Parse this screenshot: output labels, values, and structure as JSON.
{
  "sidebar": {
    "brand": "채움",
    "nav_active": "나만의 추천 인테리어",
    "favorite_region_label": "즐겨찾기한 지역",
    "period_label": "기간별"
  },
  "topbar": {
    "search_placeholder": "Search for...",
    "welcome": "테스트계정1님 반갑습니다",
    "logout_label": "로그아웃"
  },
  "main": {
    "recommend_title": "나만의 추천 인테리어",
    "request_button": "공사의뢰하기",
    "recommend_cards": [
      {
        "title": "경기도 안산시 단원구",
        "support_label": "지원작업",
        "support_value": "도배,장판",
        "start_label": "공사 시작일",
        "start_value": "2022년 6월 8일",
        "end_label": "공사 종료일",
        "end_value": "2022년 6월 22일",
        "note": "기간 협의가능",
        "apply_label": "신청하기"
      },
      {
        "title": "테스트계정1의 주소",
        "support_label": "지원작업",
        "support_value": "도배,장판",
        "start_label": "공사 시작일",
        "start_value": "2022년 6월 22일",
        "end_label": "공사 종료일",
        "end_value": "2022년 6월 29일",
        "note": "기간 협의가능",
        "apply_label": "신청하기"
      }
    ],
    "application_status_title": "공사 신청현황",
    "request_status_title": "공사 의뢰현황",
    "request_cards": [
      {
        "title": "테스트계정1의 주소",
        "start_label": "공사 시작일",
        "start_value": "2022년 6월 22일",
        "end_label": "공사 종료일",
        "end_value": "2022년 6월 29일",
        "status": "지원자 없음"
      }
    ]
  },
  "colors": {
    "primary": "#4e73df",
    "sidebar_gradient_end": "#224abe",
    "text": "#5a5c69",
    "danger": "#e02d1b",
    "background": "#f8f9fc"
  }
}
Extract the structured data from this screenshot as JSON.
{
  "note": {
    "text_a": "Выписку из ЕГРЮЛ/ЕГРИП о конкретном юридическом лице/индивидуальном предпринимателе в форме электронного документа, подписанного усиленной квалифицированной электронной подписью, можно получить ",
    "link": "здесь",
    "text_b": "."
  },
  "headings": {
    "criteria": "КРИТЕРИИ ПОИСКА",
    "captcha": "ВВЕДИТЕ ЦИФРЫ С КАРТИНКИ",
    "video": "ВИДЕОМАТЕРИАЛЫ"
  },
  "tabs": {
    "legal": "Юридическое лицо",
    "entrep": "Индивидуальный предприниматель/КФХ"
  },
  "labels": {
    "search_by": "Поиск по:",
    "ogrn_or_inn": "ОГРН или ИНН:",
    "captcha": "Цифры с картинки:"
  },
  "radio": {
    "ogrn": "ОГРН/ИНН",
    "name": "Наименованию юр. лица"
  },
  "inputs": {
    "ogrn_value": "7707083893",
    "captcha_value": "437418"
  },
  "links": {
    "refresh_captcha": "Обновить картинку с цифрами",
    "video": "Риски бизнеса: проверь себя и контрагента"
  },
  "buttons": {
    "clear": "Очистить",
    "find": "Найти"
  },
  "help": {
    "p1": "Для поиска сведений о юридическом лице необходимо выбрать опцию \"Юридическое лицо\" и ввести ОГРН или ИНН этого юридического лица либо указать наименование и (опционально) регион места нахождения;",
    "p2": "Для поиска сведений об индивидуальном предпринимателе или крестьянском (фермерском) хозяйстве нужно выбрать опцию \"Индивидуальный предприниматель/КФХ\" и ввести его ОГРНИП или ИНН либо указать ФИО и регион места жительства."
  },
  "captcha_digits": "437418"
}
┄┄┄┄┄┄┄┄┄┄
▸ **Challenge**
Quote the material exactly, leaving nothing out.

▸ **Written response**
Parse this screenshot: output labels, values, and structure as JSON.
{
  "sidebar": {
    "brand": "채움",
    "nav_active": "나만의 추천 인테리어",
    "favorite_region_label": "즐겨찾기한 지역",
    "period_label": "기간별"
  },
  "topbar": {
    "search_placeholder": "Search for...",
    "welcome": "테스트계정1님 반갑습니다",
    "logout_label": "로그아웃"
  },
  "main": {
    "recommend_title": "나만의 추천 인테리어",
    "request_button": "공사의뢰하기",
    "recommend_cards": [
      {
        "title": "경기도 안산시 단원구",
        "support_label": "지원작업",
        "support_value": "도배,장판",
        "start_label": "공사 시작일",
        "start_value": "2022년 6월 8일",
        "end_label": "공사 종료일",
        "end_value": "2022년 6월 22일",
        "note": "기간 협의가능",
        "apply_label": "신청하기"
      },
      {
        "title": "테스트계정1의 주소",
        "support_label": "지원작업",
        "support_value": "도배,장판",
        "start_label": "공사 시작일",
        "start_value": "2022년 6월 22일",
        "end_label": "공사 종료일",
        "end_value": "2022년 6월 29일",
        "note": "기간 협의가능",
        "apply_label": "신청하기"
      }
    ],
    "application_status_title": "공사 신청현황",
    "request_status_title": "공사 의뢰현황",
    "request_cards": [
      {
        "title": "테스트계정1의 주소",
        "start_label": "공사 시작일",
        "start_value": "2022년 6월 22일",
        "end_label": "공사 종료일",
        "end_value": "2022년 6월 29일",
        "status": "지원자 없음"
      }
    ]
  },
  "colors": {
    "primary": "#4e73df",
    "sidebar_gradient_end": "#224abe",
    "text": "#5a5c69",
    "danger": "#e02d1b",
    "background": "#f8f9fc"
  }
}
Extract the structured data from this screenshot as JSON.
{
  "note": {
    "text_a": "Выписку из ЕГРЮЛ/ЕГРИП о конкретном юридическом лице/индивидуальном предпринимателе в форме электронного документа, подписанного усиленной квалифицированной электронной подписью, можно получить ",
    "link": "здесь",
    "text_b": "."
  },
  "headings": {
    "criteria": "КРИТЕРИИ ПОИСКА",
    "captcha": "ВВЕДИТЕ ЦИФРЫ С КАРТИНКИ",
    "video": "ВИДЕОМАТЕРИАЛЫ"
  },
  "tabs": {
    "legal": "Юридическое лицо",
    "entrep": "Индивидуальный предприниматель/КФХ"
  },
  "labels": {
    "search_by": "Поиск по:",
    "ogrn_or_inn": "ОГРН или ИНН:",
    "captcha": "Цифры с картинки:"
  },
  "radio": {
    "ogrn": "ОГРН/ИНН",
    "name": "Наименованию юр. лица"
  },
  "inputs": {
    "ogrn_value": "7707083893",
    "captcha_value": "437418"
  },
  "links": {
    "refresh_captcha": "Обновить картинку с цифрами",
    "video": "Риски бизнеса: проверь себя и контрагента"
  },
  "buttons": {
    "clear": "Очистить",
    "find": "Найти"
  },
  "help": {
    "p1": "Для поиска сведений о юридическом лице необходимо выбрать опцию \"Юридическое лицо\" и ввести ОГРН или ИНН этого юридического лица либо указать наименование и (опционально) регион места нахождения;",
    "p2": "Для поиска сведений об индивидуальном предпринимателе или крестьянском (фермерском) хозяйстве нужно выбрать опцию \"Индивидуальный предприниматель/КФХ\" и ввести его ОГРНИП или ИНН либо указать ФИО и регион места жительства."
  },
  "captcha_digits": "437418"
}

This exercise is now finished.